▸ **ENTRIES**:

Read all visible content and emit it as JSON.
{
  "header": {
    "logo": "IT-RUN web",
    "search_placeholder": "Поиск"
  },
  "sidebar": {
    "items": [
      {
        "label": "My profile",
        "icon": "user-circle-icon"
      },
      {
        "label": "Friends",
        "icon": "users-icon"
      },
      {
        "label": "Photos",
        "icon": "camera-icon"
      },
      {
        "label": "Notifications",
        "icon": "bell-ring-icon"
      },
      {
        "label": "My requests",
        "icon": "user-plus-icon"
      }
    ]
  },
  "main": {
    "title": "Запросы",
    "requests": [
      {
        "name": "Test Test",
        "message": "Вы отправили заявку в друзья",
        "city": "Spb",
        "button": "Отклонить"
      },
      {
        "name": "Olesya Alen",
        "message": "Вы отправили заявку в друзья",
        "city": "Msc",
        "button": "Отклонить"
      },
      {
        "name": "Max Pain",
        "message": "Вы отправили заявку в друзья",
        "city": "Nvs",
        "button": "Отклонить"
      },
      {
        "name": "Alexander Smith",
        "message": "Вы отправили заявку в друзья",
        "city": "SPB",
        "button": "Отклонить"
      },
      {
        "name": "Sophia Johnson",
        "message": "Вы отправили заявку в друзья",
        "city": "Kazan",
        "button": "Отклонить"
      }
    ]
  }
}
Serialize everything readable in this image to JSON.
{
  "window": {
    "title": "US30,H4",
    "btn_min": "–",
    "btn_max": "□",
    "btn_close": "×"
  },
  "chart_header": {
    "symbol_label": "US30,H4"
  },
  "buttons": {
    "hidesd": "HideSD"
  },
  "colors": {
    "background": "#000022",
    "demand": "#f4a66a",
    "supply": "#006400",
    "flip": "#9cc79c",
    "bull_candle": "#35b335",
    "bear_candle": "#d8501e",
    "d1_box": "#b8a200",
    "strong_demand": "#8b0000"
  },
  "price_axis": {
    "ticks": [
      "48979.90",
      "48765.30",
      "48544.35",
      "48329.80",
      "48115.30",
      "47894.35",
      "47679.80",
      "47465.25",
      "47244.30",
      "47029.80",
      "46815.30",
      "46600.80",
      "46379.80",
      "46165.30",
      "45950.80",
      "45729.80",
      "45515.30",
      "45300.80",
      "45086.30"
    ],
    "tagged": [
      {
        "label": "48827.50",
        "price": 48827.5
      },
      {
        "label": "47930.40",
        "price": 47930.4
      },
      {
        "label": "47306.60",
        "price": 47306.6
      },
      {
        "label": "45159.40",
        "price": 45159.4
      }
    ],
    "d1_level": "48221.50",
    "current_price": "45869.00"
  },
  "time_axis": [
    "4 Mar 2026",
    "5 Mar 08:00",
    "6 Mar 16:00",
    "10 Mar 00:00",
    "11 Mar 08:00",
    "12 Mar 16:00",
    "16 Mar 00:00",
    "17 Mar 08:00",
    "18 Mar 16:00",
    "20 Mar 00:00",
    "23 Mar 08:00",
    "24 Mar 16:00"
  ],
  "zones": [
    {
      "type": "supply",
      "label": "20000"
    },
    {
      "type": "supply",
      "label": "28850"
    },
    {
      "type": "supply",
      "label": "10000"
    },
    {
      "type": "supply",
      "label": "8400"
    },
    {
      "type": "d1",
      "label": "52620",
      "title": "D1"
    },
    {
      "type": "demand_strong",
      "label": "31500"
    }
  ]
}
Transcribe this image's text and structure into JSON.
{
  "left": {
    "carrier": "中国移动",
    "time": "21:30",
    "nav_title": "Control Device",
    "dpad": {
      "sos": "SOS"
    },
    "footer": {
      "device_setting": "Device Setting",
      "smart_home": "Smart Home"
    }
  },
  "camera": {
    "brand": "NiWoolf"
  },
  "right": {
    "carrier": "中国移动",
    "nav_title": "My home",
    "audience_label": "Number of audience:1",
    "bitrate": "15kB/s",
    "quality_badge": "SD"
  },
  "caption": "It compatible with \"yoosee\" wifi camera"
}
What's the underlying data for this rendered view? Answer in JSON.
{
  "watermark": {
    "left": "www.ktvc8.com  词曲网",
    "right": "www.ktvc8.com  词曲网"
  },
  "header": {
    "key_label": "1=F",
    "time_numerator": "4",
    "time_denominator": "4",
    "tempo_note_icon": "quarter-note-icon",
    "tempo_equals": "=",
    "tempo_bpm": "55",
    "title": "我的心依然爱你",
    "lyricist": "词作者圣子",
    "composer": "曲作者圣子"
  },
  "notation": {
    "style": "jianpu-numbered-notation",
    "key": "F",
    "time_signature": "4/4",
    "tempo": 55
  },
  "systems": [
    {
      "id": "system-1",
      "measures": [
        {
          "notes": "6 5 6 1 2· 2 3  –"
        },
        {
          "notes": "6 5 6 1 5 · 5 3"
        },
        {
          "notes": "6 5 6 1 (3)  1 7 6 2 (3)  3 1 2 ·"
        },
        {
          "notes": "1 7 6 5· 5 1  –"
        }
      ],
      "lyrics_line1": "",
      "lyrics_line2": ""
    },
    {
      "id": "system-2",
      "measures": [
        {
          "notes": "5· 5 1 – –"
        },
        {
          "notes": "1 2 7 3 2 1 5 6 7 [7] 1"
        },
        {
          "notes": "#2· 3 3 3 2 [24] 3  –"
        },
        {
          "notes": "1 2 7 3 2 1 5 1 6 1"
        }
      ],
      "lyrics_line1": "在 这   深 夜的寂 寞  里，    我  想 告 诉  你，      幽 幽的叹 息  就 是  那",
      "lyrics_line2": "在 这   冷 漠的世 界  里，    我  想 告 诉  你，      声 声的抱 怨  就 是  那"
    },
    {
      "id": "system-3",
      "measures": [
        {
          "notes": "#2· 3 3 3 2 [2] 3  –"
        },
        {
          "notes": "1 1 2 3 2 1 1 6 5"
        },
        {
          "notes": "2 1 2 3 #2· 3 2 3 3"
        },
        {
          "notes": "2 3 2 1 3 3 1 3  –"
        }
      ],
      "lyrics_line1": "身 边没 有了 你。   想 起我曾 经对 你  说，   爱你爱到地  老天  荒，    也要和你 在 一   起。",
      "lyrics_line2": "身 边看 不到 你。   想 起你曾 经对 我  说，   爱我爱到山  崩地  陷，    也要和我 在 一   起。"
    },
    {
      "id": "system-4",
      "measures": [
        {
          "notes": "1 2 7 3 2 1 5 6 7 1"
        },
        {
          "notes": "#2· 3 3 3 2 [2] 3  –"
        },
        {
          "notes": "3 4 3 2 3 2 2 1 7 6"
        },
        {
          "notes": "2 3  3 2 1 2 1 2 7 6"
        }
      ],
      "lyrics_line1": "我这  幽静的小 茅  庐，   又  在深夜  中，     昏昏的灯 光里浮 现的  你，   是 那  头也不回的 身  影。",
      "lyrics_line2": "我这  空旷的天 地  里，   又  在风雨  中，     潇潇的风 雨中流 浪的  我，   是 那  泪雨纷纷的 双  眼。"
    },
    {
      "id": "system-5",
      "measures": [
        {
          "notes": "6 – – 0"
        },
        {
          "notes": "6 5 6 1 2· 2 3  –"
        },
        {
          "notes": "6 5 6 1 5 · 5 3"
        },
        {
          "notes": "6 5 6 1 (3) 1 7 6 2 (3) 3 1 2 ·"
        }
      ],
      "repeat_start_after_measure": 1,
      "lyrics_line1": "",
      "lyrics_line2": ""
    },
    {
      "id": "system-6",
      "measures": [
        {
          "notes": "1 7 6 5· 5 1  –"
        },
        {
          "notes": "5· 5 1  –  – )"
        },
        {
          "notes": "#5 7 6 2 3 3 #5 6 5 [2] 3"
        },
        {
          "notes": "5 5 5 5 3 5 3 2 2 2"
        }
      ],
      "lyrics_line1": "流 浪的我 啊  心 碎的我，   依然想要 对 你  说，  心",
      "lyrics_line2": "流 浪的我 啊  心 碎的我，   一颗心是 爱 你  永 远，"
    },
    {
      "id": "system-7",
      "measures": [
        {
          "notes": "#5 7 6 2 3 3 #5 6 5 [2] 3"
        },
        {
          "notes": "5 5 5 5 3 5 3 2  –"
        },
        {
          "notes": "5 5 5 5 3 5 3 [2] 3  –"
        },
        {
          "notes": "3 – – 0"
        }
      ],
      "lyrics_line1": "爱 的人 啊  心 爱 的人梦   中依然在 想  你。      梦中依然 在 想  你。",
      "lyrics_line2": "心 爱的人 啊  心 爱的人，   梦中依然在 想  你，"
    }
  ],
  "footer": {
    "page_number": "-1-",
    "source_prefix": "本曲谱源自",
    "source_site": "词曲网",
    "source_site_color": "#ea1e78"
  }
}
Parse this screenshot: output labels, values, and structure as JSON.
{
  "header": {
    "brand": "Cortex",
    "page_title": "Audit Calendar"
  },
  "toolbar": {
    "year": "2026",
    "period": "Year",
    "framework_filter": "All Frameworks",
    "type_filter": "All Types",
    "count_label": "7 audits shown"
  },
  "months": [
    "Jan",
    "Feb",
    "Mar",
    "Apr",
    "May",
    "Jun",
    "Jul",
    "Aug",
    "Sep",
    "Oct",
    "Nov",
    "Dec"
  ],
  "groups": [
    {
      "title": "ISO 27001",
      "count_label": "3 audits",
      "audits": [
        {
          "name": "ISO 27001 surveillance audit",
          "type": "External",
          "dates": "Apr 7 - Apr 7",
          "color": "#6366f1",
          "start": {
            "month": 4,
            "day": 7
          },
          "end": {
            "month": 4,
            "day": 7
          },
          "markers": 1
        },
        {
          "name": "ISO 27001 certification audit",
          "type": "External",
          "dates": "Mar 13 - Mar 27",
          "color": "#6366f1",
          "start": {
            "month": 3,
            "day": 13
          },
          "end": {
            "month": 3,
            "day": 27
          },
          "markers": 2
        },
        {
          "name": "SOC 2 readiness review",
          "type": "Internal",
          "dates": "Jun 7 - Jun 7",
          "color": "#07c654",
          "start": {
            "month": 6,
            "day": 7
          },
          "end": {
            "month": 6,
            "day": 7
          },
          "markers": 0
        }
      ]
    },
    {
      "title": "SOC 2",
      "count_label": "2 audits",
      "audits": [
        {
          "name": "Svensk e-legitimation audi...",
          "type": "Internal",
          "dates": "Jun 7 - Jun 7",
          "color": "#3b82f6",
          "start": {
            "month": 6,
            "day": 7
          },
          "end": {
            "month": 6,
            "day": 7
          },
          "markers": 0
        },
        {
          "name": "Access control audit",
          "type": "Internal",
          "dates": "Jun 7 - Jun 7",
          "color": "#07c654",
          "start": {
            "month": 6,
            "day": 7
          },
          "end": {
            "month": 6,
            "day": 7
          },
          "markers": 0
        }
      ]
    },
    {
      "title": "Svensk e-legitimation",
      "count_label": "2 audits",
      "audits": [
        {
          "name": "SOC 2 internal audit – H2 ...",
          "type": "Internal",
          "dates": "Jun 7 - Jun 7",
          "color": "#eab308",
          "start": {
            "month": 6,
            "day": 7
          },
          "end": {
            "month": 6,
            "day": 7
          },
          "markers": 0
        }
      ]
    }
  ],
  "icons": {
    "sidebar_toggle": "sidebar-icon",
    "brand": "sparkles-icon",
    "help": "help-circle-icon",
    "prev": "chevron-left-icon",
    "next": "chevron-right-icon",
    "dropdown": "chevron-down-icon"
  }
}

▸ **WHAT TO WORK ON**: List each line of the entries that holds the string "Device".

▸ **EXERCISE RESPONSE**:
    "nav_title": "Control Device",
      "device_setting": "Device Setting",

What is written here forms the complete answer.